» Task instructions
All lines in which the word "территориального" occurs are to be extracted.

» Material for this exercise
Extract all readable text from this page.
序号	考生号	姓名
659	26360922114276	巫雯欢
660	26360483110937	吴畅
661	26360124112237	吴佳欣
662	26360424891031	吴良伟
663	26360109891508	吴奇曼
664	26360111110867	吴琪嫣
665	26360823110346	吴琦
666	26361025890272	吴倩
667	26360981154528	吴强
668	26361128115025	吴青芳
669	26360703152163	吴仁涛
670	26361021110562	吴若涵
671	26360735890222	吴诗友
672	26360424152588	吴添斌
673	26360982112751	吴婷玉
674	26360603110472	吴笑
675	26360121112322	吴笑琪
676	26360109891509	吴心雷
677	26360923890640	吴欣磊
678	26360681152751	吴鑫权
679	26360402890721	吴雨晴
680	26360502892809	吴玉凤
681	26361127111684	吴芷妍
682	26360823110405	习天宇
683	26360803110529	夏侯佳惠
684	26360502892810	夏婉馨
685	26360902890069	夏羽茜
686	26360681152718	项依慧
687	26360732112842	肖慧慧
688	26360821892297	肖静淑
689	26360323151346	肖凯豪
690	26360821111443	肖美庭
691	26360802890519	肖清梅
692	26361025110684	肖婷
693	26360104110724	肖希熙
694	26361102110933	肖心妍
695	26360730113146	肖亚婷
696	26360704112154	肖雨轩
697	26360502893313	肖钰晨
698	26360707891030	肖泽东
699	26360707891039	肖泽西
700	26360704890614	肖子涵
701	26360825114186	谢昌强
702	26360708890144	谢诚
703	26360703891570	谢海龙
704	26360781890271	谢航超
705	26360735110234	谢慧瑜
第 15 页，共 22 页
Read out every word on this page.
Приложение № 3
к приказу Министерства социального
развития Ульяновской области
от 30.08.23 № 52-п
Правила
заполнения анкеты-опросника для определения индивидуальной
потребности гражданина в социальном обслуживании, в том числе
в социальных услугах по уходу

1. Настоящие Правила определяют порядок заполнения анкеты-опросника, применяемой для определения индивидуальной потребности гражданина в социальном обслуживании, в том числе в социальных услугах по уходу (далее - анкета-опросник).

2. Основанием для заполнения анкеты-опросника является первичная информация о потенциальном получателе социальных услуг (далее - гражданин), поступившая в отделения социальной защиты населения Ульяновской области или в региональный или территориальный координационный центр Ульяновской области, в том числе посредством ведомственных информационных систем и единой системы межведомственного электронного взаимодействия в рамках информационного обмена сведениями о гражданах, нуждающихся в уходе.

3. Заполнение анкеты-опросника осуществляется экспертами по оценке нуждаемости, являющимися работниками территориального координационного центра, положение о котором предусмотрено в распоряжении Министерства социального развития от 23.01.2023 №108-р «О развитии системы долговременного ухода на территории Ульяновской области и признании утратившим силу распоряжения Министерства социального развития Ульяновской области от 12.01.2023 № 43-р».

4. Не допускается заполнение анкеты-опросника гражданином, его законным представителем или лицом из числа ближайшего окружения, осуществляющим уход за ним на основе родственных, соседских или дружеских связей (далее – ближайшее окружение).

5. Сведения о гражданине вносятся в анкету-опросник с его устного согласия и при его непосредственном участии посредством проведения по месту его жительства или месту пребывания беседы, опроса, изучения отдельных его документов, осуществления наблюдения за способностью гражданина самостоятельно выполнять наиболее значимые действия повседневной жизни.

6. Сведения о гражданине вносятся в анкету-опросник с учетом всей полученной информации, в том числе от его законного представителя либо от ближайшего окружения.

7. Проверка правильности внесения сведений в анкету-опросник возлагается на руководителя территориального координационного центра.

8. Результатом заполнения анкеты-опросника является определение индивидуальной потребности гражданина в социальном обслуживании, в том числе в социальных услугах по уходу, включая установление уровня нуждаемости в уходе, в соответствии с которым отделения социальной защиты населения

» Exercise solution
3. Заполнение анкеты-опросника осуществляется экспертами по оценке нуждаемости, являющимися работниками территориального координационного центра, положение о котором предусмотрено в распоряжении Министерства социального развития от 23.01.2023 №108-р «О развитии системы долговременного ухода на территории Ульяновской области и признании утратившим силу распоряжения Министерства социального развития Ульяновской области от 12.01.2023 № 43-р».
7. Проверка правильности внесения сведений в анкету-опросник возлагается на руководителя территориального координационного центра.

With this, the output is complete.